# start of Given data
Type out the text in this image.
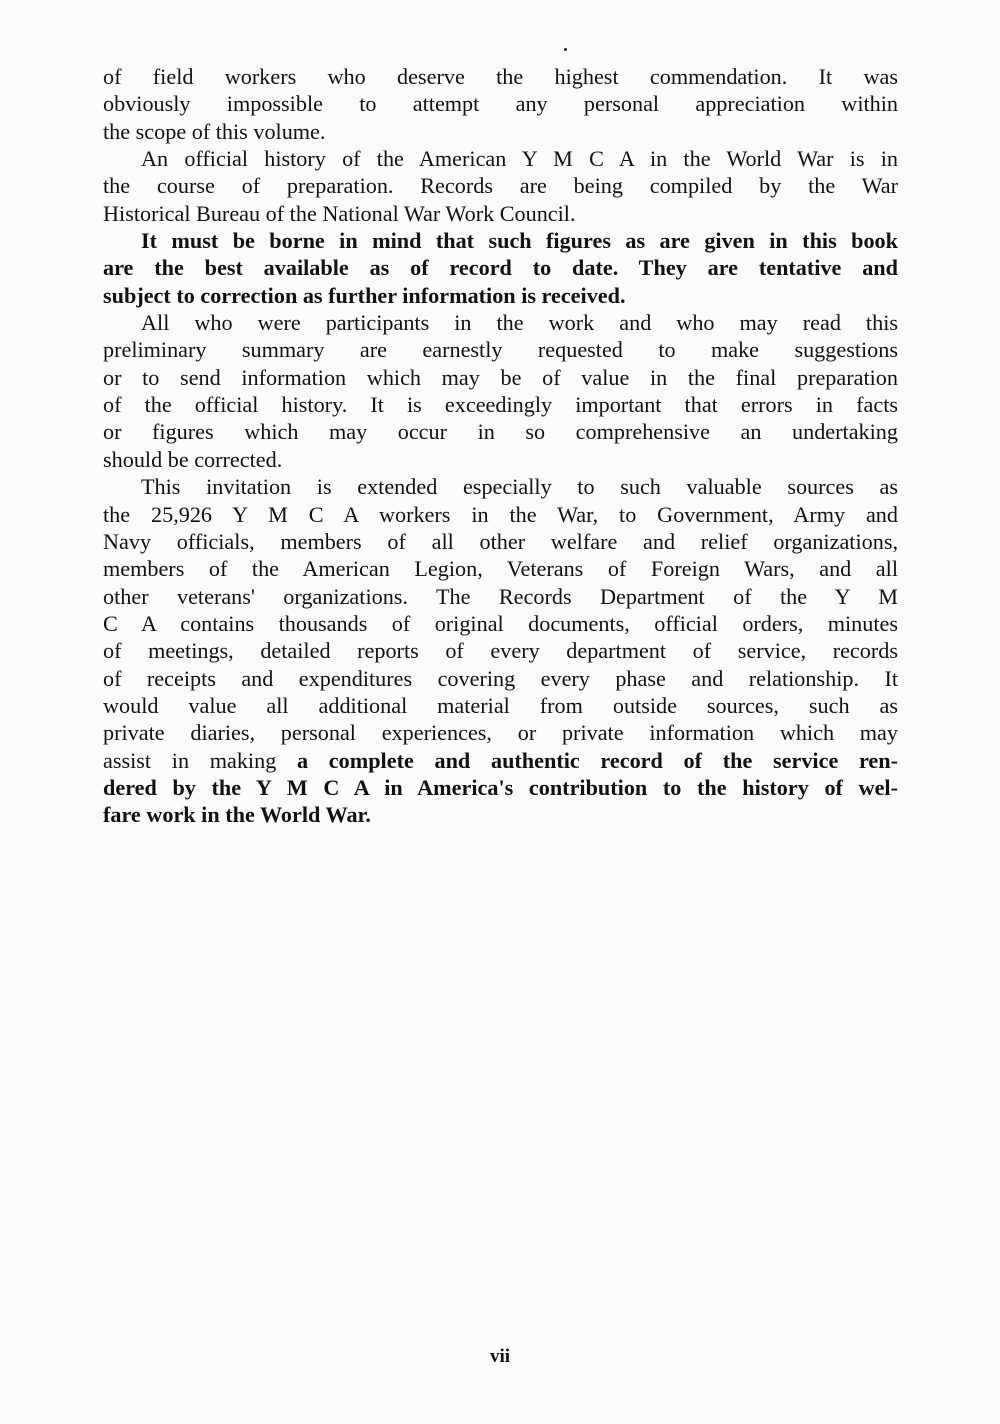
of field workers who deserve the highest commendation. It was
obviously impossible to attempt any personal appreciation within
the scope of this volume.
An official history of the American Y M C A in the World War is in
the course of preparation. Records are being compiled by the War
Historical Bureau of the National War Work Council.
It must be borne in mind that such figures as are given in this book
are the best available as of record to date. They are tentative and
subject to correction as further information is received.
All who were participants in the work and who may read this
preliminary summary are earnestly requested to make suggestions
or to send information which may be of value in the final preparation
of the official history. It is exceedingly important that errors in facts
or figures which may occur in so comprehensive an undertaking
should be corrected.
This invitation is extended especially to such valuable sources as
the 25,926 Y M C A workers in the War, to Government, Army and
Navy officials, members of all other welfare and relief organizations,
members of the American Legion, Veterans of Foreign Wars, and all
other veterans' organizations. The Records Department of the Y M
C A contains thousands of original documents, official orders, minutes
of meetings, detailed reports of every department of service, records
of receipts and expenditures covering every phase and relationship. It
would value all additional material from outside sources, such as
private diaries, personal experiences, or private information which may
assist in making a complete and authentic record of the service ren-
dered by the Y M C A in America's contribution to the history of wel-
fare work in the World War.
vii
# end of Given data
# start of Given data
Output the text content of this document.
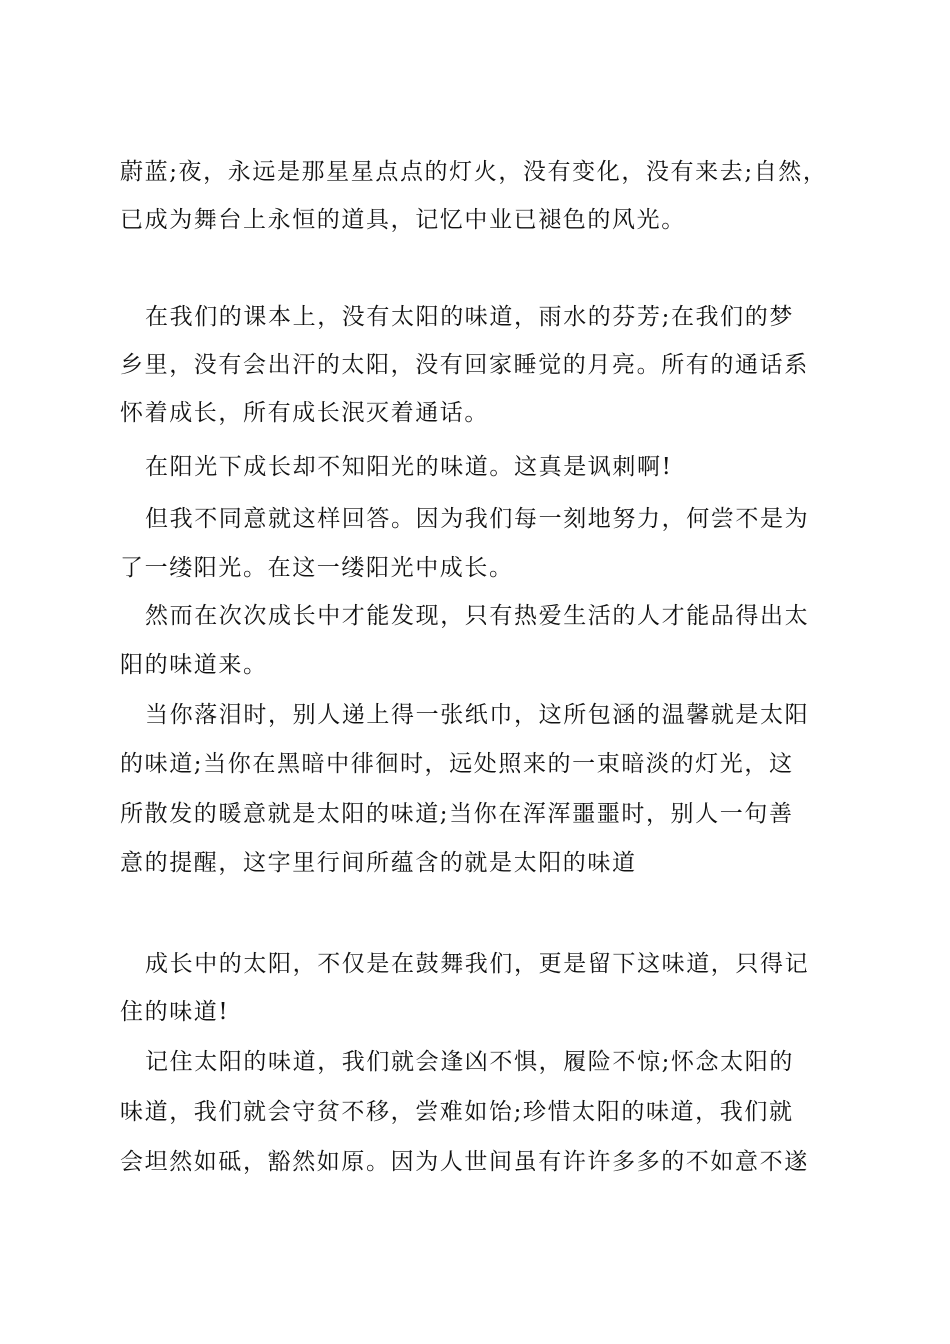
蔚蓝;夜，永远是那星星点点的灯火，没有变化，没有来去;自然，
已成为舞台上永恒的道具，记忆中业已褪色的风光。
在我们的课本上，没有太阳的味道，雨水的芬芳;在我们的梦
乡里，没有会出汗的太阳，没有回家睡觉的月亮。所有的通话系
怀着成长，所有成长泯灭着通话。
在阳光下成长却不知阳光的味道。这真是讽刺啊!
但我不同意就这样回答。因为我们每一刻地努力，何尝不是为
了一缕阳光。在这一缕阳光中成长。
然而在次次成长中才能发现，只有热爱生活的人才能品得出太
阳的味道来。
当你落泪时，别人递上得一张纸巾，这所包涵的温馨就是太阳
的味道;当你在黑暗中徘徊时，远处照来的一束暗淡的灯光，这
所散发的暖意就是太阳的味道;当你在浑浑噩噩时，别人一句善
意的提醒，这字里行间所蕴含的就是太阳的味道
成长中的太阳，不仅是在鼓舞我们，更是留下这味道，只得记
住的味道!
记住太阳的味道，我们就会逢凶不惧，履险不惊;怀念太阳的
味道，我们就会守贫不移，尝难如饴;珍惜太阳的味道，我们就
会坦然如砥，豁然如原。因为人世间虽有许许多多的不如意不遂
# end of Given data
What to do:
Collect the lines of the data that carry the word "service".

Correct response:
of meetings, detailed reports of every department of service, records
assist in making a complete and authentic record of the service ren-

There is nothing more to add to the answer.